— Exercise inputs —

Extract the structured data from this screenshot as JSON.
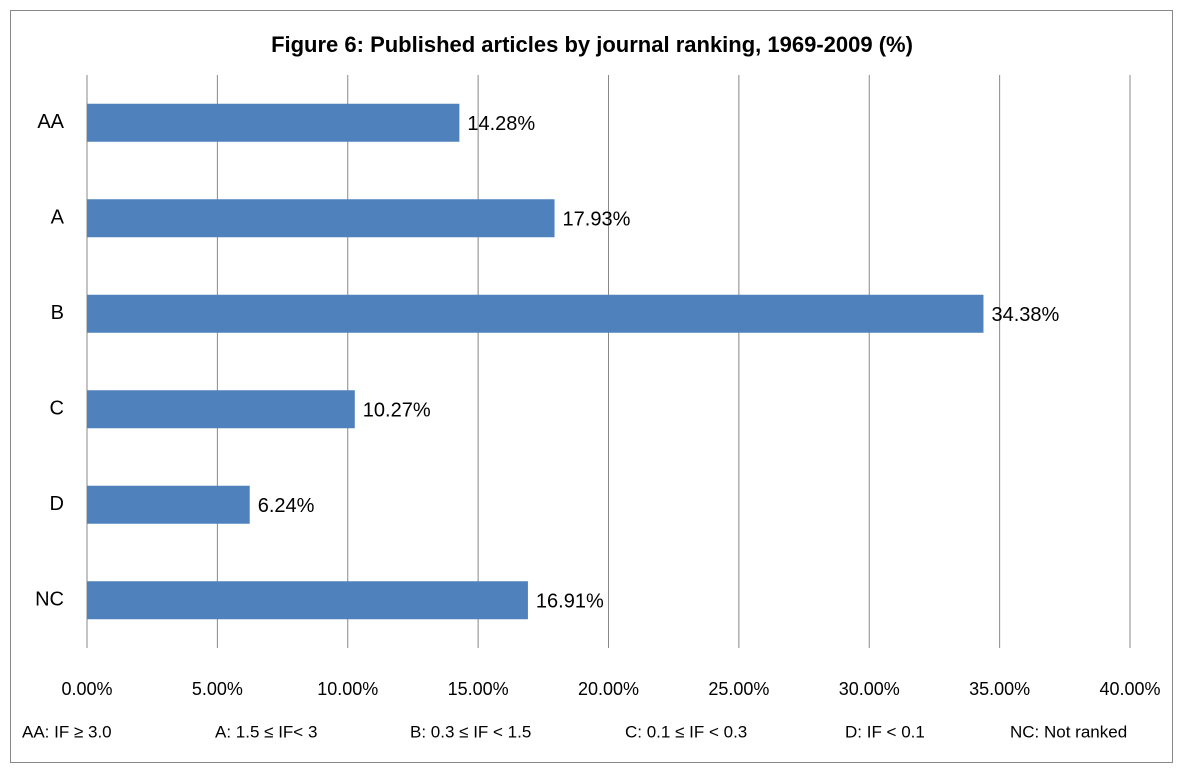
{
  "chart_data": {
    "type": "bar",
    "orientation": "horizontal",
    "title": "Figure 6: Published articles by journal ranking, 1969-2009 (%)",
    "categories": [
      "AA",
      "A",
      "B",
      "C",
      "D",
      "NC"
    ],
    "values": [
      14.28,
      17.93,
      34.38,
      10.27,
      6.24,
      16.91
    ],
    "value_labels": [
      "14.28%",
      "17.93%",
      "34.38%",
      "10.27%",
      "6.24%",
      "16.91%"
    ],
    "color": "#4f81bd",
    "xlim": [
      0,
      40
    ],
    "xticks": [
      {
        "value": 0,
        "label": "0.00%"
      },
      {
        "value": 5,
        "label": "5.00%"
      },
      {
        "value": 10,
        "label": "10.00%"
      },
      {
        "value": 15,
        "label": "15.00%"
      },
      {
        "value": 20,
        "label": "20.00%"
      },
      {
        "value": 25,
        "label": "25.00%"
      },
      {
        "value": 30,
        "label": "30.00%"
      },
      {
        "value": 35,
        "label": "35.00%"
      },
      {
        "value": 40,
        "label": "40.00%"
      }
    ],
    "grid": true,
    "notes": [
      "AA: IF ≥ 3.0",
      "A: 1.5 ≤ IF< 3",
      "B: 0.3 ≤  IF < 1.5",
      "C: 0.1 ≤ IF < 0.3",
      "D: IF < 0.1",
      "NC: Not ranked"
    ]
  }
}
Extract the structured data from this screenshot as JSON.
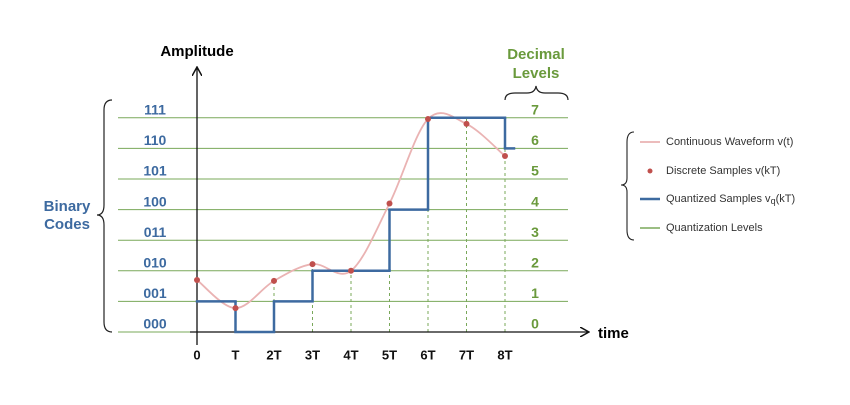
{
  "y_axis_label": "Amplitude",
  "x_axis_label": "time",
  "binary_codes_label": [
    "Binary",
    "Codes"
  ],
  "decimal_levels_label": [
    "Decimal",
    "Levels"
  ],
  "levels": [
    {
      "decimal": 0,
      "binary": "000"
    },
    {
      "decimal": 1,
      "binary": "001"
    },
    {
      "decimal": 2,
      "binary": "010"
    },
    {
      "decimal": 3,
      "binary": "011"
    },
    {
      "decimal": 4,
      "binary": "100"
    },
    {
      "decimal": 5,
      "binary": "101"
    },
    {
      "decimal": 6,
      "binary": "110"
    },
    {
      "decimal": 7,
      "binary": "111"
    }
  ],
  "time_labels": [
    "0",
    "T",
    "2T",
    "3T",
    "4T",
    "5T",
    "6T",
    "7T",
    "8T"
  ],
  "samples": [
    1.7,
    0.78,
    1.67,
    2.22,
    2.0,
    4.2,
    6.96,
    6.8,
    5.75
  ],
  "quantized": [
    1,
    0,
    1,
    2,
    2,
    4,
    7,
    7,
    6
  ],
  "legend": [
    {
      "text": "Continuous Waveform v(t)"
    },
    {
      "text": "Discrete Samples v(kT)"
    },
    {
      "text": "Quantized Samples v",
      "sub": "q",
      "after": "(kT)"
    },
    {
      "text": "Quantization Levels"
    }
  ]
}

— Prompt —
Reproduce each line exactly, please, except for any pictures.

— Task output —
Extract the structured data from this screenshot as JSON.
{
  "chart_data": {
    "type": "bar",
    "orientation": "horizontal",
    "title": "Figure 6: Published articles by journal ranking, 1969-2009 (%)",
    "categories": [
      "AA",
      "A",
      "B",
      "C",
      "D",
      "NC"
    ],
    "values": [
      14.28,
      17.93,
      34.38,
      10.27,
      6.24,
      16.91
    ],
    "value_labels": [
      "14.28%",
      "17.93%",
      "34.38%",
      "10.27%",
      "6.24%",
      "16.91%"
    ],
    "color": "#4f81bd",
    "xlim": [
      0,
      40
    ],
    "xticks": [
      {
        "value": 0,
        "label": "0.00%"
      },
      {
        "value": 5,
        "label": "5.00%"
      },
      {
        "value": 10,
        "label": "10.00%"
      },
      {
        "value": 15,
        "label": "15.00%"
      },
      {
        "value": 20,
        "label": "20.00%"
      },
      {
        "value": 25,
        "label": "25.00%"
      },
      {
        "value": 30,
        "label": "30.00%"
      },
      {
        "value": 35,
        "label": "35.00%"
      },
      {
        "value": 40,
        "label": "40.00%"
      }
    ],
    "grid": true,
    "notes": [
      "AA: IF ≥ 3.0",
      "A: 1.5 ≤ IF< 3",
      "B: 0.3 ≤  IF < 1.5",
      "C: 0.1 ≤ IF < 0.3",
      "D: IF < 0.1",
      "NC: Not ranked"
    ]
  }
}
Extract the structured data from this screenshot as JSON.
{
  "y_axis_label": "Amplitude",
  "x_axis_label": "time",
  "binary_codes_label": [
    "Binary",
    "Codes"
  ],
  "decimal_levels_label": [
    "Decimal",
    "Levels"
  ],
  "levels": [
    {
      "decimal": 0,
      "binary": "000"
    },
    {
      "decimal": 1,
      "binary": "001"
    },
    {
      "decimal": 2,
      "binary": "010"
    },
    {
      "decimal": 3,
      "binary": "011"
    },
    {
      "decimal": 4,
      "binary": "100"
    },
    {
      "decimal": 5,
      "binary": "101"
    },
    {
      "decimal": 6,
      "binary": "110"
    },
    {
      "decimal": 7,
      "binary": "111"
    }
  ],
  "time_labels": [
    "0",
    "T",
    "2T",
    "3T",
    "4T",
    "5T",
    "6T",
    "7T",
    "8T"
  ],
  "samples": [
    1.7,
    0.78,
    1.67,
    2.22,
    2.0,
    4.2,
    6.96,
    6.8,
    5.75
  ],
  "quantized": [
    1,
    0,
    1,
    2,
    2,
    4,
    7,
    7,
    6
  ],
  "legend": [
    {
      "text": "Continuous Waveform v(t)"
    },
    {
      "text": "Discrete Samples v(kT)"
    },
    {
      "text": "Quantized Samples v",
      "sub": "q",
      "after": "(kT)"
    },
    {
      "text": "Quantization Levels"
    }
  ]
}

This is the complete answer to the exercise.